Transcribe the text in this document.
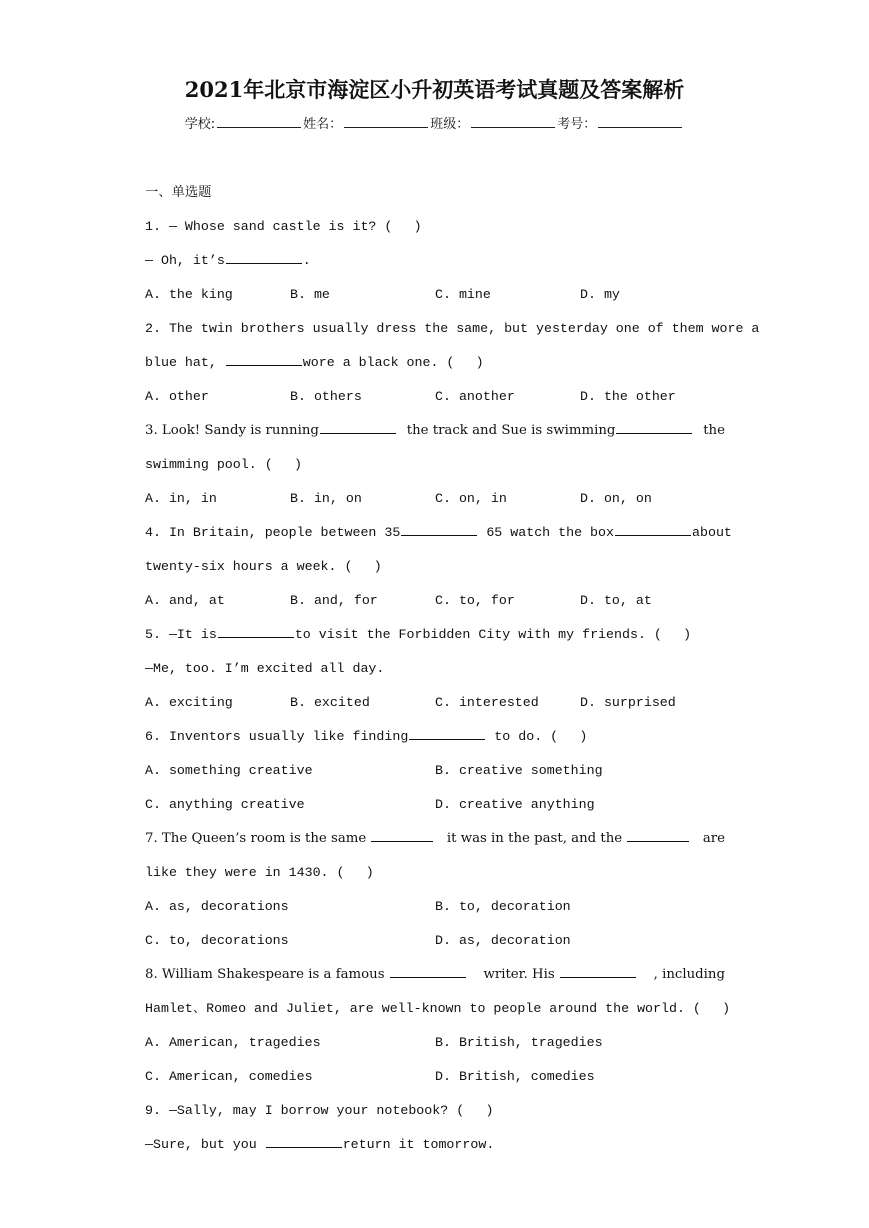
2021年北京市海淀区小升初英语考试真题及答案解析
学校:	姓名：	班级：	考号：
一、单选题
1. — Whose sand castle is it? (　 )
— Oh, it’s	.
A. the king	B. me	C. mine	D. my
2. The twin brothers usually dress the same, but yesterday one of them wore a
blue hat,	wore a black one. (　 )
A. other	B. others	C. another	D. the other
3. Look! Sandy is running	the track and Sue is swimming	the
swimming pool. (　 )
A. in, in	B. in, on	C. on, in	D. on, on
4. In Britain, people between 35	65 watch the box	about
twenty-six hours a week. (　 )
A. and, at	B. and, for	C. to, for	D. to, at
5. —It is	to visit the Forbidden City with my friends. (　 )
—Me, too. I’m excited all day.
A. exciting	B. excited	C. interested	D. surprised
6. Inventors usually like finding	to do. (　 )
A. something creative	B. creative something
C. anything creative	D. creative anything
7. The Queen’s room is the same	it was in the past, and the	are
like they were in 1430. (　 )
A. as, decorations	B. to, decoration
C. to, decorations	D. as, decoration
8. William Shakespeare is a famous	writer. His	, including
Hamlet、Romeo and Juliet, are well-known to people around the world. (　 )
A. American, tragedies	B. British, tragedies
C. American, comedies	D. British, comedies
9. —Sally, may I borrow your notebook? (　 )
—Sure, but you	return it tomorrow.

• _What is being asked_
Transcribe all of the records above character for character. Exclude the pictures.

• _The result_
Transcribe the text in this document.
2021年北京市海淀区小升初英语考试真题及答案解析
学校:	姓名：	班级：	考号：
一、单选题
1. — Whose sand castle is it? (　 )
— Oh, it’s	.
A. the king	B. me	C. mine	D. my
2. The twin brothers usually dress the same, but yesterday one of them wore a
blue hat,	wore a black one. (　 )
A. other	B. others	C. another	D. the other
3. Look! Sandy is running	the track and Sue is swimming	the
swimming pool. (　 )
A. in, in	B. in, on	C. on, in	D. on, on
4. In Britain, people between 35	65 watch the box	about
twenty-six hours a week. (　 )
A. and, at	B. and, for	C. to, for	D. to, at
5. —It is	to visit the Forbidden City with my friends. (　 )
—Me, too. I’m excited all day.
A. exciting	B. excited	C. interested	D. surprised
6. Inventors usually like finding	to do. (　 )
A. something creative	B. creative something
C. anything creative	D. creative anything
7. The Queen’s room is the same	it was in the past, and the	are
like they were in 1430. (　 )
A. as, decorations	B. to, decoration
C. to, decorations	D. as, decoration
8. William Shakespeare is a famous	writer. His	, including
Hamlet、Romeo and Juliet, are well-known to people around the world. (　 )
A. American, tragedies	B. British, tragedies
C. American, comedies	D. British, comedies
9. —Sally, may I borrow your notebook? (　 )
—Sure, but you	return it tomorrow.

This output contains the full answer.